> Materials provided:
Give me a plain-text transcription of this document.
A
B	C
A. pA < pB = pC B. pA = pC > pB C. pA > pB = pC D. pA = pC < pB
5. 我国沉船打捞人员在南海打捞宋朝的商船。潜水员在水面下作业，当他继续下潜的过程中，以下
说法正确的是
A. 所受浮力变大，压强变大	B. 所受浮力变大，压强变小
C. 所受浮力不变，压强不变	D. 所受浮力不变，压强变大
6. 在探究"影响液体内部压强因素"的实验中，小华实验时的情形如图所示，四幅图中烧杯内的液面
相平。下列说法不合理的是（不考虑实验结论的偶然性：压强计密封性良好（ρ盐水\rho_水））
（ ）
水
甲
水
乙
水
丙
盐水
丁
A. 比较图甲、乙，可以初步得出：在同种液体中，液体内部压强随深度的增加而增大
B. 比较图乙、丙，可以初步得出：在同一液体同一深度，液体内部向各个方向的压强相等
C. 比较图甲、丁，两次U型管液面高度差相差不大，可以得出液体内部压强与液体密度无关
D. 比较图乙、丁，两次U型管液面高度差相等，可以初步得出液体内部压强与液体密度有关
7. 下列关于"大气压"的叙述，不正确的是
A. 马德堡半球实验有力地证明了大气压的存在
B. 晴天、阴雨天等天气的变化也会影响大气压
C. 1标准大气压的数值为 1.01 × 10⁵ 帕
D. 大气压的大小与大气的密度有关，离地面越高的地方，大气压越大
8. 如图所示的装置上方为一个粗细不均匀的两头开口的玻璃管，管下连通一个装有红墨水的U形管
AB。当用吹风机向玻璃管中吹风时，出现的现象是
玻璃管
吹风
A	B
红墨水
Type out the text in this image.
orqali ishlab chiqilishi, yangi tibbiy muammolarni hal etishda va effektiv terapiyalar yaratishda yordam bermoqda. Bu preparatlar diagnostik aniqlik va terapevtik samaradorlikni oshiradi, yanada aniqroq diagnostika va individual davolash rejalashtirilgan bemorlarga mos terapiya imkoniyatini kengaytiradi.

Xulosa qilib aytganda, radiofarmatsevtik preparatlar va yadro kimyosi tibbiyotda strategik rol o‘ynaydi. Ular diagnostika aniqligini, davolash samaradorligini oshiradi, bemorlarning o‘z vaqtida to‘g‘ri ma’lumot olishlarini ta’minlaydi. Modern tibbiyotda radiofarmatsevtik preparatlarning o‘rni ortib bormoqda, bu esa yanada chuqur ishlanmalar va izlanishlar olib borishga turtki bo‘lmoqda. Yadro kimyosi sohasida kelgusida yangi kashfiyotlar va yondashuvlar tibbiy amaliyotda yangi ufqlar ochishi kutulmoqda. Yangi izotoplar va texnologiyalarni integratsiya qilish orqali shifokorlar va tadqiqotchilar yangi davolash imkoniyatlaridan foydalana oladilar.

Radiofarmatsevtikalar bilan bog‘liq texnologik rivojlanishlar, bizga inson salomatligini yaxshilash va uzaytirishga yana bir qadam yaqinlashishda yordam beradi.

> Task: Restate all of the entries exactly, please.

> Response for this exercise:
Give me a plain-text transcription of this document.
A
B	C
A. pA < pB = pC B. pA = pC > pB C. pA > pB = pC D. pA = pC < pB
5. 我国沉船打捞人员在南海打捞宋朝的商船。潜水员在水面下作业，当他继续下潜的过程中，以下
说法正确的是
A. 所受浮力变大，压强变大	B. 所受浮力变大，压强变小
C. 所受浮力不变，压强不变	D. 所受浮力不变，压强变大
6. 在探究"影响液体内部压强因素"的实验中，小华实验时的情形如图所示，四幅图中烧杯内的液面
相平。下列说法不合理的是（不考虑实验结论的偶然性：压强计密封性良好（ρ盐水\rho_水））
（ ）
水
甲
水
乙
水
丙
盐水
丁
A. 比较图甲、乙，可以初步得出：在同种液体中，液体内部压强随深度的增加而增大
B. 比较图乙、丙，可以初步得出：在同一液体同一深度，液体内部向各个方向的压强相等
C. 比较图甲、丁，两次U型管液面高度差相差不大，可以得出液体内部压强与液体密度无关
D. 比较图乙、丁，两次U型管液面高度差相等，可以初步得出液体内部压强与液体密度有关
7. 下列关于"大气压"的叙述，不正确的是
A. 马德堡半球实验有力地证明了大气压的存在
B. 晴天、阴雨天等天气的变化也会影响大气压
C. 1标准大气压的数值为 1.01 × 10⁵ 帕
D. 大气压的大小与大气的密度有关，离地面越高的地方，大气压越大
8. 如图所示的装置上方为一个粗细不均匀的两头开口的玻璃管，管下连通一个装有红墨水的U形管
AB。当用吹风机向玻璃管中吹风时，出现的现象是
玻璃管
吹风
A	B
红墨水
Type out the text in this image.
orqali ishlab chiqilishi, yangi tibbiy muammolarni hal etishda va effektiv terapiyalar yaratishda yordam bermoqda. Bu preparatlar diagnostik aniqlik va terapevtik samaradorlikni oshiradi, yanada aniqroq diagnostika va individual davolash rejalashtirilgan bemorlarga mos terapiya imkoniyatini kengaytiradi.

Xulosa qilib aytganda, radiofarmatsevtik preparatlar va yadro kimyosi tibbiyotda strategik rol o‘ynaydi. Ular diagnostika aniqligini, davolash samaradorligini oshiradi, bemorlarning o‘z vaqtida to‘g‘ri ma’lumot olishlarini ta’minlaydi. Modern tibbiyotda radiofarmatsevtik preparatlarning o‘rni ortib bormoqda, bu esa yanada chuqur ishlanmalar va izlanishlar olib borishga turtki bo‘lmoqda. Yadro kimyosi sohasida kelgusida yangi kashfiyotlar va yondashuvlar tibbiy amaliyotda yangi ufqlar ochishi kutulmoqda. Yangi izotoplar va texnologiyalarni integratsiya qilish orqali shifokorlar va tadqiqotchilar yangi davolash imkoniyatlaridan foydalana oladilar.

Radiofarmatsevtikalar bilan bog‘liq texnologik rivojlanishlar, bizga inson salomatligini yaxshilash va uzaytirishga yana bir qadam yaqinlashishda yordam beradi.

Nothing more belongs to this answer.